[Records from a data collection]
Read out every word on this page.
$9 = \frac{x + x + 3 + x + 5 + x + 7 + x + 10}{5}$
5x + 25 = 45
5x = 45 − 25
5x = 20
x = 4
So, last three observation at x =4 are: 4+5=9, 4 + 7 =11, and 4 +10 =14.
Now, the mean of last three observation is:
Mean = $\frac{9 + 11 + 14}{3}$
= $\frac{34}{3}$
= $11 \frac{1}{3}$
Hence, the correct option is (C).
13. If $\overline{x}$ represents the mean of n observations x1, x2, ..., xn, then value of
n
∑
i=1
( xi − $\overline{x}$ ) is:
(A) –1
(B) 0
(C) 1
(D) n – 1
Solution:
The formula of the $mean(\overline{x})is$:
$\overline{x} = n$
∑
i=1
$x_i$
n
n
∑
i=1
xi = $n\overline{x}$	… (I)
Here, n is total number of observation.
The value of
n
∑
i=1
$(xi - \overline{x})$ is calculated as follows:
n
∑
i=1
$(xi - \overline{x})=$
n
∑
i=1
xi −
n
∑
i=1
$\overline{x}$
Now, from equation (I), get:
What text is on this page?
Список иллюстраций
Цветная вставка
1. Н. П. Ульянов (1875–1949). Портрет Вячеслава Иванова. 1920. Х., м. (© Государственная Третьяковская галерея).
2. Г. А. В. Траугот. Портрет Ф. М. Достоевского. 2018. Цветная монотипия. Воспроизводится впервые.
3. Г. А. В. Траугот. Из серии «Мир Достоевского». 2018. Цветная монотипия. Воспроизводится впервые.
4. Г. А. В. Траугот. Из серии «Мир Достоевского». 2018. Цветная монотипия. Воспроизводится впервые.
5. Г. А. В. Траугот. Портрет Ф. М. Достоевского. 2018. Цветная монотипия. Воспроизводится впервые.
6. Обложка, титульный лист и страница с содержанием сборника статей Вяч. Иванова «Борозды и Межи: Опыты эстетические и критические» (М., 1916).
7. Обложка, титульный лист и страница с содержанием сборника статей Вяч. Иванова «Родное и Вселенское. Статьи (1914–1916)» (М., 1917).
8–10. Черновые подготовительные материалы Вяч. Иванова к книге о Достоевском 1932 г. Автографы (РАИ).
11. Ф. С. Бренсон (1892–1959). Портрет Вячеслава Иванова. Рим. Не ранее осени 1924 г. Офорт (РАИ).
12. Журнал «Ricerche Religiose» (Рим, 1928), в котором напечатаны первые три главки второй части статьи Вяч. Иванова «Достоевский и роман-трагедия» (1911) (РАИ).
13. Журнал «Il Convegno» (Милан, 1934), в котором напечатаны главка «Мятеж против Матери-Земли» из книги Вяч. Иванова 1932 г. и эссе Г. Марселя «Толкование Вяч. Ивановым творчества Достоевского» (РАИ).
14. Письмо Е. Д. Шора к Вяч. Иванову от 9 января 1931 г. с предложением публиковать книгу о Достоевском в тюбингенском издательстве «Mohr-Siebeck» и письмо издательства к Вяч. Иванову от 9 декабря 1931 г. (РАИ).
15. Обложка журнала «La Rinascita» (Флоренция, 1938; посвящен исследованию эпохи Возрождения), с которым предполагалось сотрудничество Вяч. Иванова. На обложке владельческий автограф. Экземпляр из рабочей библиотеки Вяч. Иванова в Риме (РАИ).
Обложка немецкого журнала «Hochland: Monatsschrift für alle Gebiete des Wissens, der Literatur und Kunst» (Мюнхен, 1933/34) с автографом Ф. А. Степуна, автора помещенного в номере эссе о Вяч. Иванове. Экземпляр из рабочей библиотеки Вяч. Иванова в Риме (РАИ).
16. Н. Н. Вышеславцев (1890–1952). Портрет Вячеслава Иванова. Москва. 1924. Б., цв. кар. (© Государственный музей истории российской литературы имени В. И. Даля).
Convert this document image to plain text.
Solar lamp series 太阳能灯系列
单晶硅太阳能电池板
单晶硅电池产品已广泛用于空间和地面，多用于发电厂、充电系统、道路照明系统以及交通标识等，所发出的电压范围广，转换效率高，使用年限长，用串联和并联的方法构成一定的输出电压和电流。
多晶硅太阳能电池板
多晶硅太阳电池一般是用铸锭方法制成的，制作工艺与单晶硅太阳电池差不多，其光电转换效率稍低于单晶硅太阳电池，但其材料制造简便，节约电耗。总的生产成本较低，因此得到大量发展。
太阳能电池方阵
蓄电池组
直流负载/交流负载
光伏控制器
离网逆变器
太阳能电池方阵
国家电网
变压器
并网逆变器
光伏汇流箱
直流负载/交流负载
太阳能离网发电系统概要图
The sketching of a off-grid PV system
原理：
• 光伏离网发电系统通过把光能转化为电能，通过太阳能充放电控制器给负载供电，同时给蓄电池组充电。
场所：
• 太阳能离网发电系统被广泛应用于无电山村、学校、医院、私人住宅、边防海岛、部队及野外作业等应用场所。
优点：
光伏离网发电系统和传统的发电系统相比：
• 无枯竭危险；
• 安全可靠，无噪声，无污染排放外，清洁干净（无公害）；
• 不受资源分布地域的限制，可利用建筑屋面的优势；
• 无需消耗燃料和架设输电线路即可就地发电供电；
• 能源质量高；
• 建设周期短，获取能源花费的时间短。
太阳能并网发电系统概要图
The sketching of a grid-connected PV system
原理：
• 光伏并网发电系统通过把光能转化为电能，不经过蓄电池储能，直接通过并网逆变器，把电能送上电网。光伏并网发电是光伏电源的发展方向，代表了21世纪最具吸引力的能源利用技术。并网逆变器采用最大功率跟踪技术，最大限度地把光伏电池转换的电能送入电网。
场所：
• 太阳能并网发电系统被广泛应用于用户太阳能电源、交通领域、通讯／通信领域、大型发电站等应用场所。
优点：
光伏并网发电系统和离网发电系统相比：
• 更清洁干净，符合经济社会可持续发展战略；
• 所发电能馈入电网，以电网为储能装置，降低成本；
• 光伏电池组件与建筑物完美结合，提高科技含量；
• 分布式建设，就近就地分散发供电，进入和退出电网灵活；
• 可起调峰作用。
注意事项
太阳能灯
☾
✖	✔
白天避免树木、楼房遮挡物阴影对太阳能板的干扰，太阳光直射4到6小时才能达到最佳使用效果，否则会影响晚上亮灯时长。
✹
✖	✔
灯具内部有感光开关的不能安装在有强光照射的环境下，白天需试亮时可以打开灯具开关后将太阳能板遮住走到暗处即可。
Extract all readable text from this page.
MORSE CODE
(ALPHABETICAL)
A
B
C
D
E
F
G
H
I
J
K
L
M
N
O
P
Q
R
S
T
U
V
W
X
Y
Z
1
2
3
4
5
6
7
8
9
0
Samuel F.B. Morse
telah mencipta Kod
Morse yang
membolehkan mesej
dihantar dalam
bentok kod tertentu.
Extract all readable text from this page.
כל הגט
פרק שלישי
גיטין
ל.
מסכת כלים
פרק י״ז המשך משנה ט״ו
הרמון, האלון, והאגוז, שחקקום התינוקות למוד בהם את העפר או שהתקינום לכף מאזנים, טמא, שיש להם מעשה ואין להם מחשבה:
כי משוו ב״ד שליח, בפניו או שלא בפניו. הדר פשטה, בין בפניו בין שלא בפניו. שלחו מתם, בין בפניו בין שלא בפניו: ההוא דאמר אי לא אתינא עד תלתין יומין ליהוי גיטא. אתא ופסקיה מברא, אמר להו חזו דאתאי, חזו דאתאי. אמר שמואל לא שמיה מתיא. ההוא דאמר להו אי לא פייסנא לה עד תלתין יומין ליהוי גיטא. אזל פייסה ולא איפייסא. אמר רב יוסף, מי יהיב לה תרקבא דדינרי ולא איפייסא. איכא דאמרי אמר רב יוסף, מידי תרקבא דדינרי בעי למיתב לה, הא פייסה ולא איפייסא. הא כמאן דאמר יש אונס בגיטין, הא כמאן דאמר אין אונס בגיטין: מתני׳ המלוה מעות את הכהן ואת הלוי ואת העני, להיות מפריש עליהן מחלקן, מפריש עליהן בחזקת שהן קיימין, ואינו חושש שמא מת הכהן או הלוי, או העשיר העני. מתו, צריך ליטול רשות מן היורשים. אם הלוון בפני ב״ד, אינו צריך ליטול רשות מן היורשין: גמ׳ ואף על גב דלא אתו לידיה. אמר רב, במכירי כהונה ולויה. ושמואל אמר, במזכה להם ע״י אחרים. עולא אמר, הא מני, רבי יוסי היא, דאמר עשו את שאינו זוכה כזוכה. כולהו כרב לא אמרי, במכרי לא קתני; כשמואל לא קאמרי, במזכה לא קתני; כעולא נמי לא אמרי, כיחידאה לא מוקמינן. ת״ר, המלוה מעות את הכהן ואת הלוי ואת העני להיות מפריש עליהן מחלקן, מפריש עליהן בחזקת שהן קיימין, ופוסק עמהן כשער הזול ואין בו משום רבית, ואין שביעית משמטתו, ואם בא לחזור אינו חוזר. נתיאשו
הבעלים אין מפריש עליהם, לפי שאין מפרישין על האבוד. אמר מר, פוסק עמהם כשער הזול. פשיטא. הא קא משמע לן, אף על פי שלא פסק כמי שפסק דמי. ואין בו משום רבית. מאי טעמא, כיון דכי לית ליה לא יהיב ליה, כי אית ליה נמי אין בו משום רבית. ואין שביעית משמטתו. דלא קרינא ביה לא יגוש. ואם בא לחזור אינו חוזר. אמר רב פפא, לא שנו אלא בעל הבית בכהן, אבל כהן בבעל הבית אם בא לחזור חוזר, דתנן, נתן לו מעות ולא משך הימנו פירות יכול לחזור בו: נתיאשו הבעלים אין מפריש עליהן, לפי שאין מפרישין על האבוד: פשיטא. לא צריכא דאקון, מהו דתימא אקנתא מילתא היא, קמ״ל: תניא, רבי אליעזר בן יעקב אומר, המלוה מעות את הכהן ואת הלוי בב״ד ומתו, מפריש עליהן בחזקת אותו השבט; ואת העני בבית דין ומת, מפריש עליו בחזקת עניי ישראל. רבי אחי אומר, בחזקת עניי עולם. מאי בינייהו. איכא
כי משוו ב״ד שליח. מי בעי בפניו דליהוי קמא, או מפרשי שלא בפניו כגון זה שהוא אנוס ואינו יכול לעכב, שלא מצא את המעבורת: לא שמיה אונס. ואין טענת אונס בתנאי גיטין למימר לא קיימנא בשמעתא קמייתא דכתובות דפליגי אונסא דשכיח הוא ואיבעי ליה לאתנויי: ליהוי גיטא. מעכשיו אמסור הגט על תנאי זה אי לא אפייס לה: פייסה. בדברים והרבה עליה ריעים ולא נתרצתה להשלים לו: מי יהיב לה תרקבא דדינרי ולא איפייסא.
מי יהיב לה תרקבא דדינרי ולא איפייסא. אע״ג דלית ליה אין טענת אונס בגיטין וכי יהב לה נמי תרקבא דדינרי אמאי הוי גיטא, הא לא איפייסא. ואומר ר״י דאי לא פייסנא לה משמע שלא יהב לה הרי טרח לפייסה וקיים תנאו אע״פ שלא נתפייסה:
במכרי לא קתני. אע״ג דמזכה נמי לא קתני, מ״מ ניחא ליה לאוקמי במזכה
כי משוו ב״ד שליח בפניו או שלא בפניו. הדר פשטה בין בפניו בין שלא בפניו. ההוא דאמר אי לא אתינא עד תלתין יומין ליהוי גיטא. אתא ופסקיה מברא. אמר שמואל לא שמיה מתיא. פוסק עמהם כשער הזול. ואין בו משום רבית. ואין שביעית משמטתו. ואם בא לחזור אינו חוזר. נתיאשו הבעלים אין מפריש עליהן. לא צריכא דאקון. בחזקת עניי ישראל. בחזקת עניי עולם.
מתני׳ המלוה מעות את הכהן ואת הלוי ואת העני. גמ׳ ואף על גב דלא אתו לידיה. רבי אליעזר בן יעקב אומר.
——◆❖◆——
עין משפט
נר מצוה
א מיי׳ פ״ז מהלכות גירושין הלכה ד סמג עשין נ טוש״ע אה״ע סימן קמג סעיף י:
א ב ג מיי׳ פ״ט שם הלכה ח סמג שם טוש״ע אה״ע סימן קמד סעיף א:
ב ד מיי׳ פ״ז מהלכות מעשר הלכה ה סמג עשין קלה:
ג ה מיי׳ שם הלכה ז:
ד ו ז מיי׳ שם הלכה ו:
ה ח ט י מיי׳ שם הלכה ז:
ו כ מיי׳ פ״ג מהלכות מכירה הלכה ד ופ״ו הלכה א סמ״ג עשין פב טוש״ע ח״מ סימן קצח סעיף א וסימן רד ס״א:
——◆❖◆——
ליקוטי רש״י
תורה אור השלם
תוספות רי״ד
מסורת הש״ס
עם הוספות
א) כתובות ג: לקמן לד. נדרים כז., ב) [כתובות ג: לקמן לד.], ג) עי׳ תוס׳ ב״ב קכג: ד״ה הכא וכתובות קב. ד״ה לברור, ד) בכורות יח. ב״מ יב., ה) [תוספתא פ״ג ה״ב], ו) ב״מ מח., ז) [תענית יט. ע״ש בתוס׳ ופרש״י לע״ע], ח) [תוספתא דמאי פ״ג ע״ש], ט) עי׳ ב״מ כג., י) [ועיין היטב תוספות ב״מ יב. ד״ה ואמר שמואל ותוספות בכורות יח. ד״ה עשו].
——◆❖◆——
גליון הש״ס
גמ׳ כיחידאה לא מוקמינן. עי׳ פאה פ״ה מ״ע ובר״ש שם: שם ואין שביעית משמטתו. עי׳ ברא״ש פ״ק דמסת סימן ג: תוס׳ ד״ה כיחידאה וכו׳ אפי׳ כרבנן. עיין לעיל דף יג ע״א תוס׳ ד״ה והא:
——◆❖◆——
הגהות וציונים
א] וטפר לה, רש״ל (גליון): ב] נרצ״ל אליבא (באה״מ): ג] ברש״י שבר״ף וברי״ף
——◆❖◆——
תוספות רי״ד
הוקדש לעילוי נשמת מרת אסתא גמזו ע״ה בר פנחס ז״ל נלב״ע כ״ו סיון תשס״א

_Given task:_
Go through the material and select each line with the string "grid" in it.

_Solution to the exercise:_
The sketching of a off-grid PV system
The sketching of a grid-connected PV system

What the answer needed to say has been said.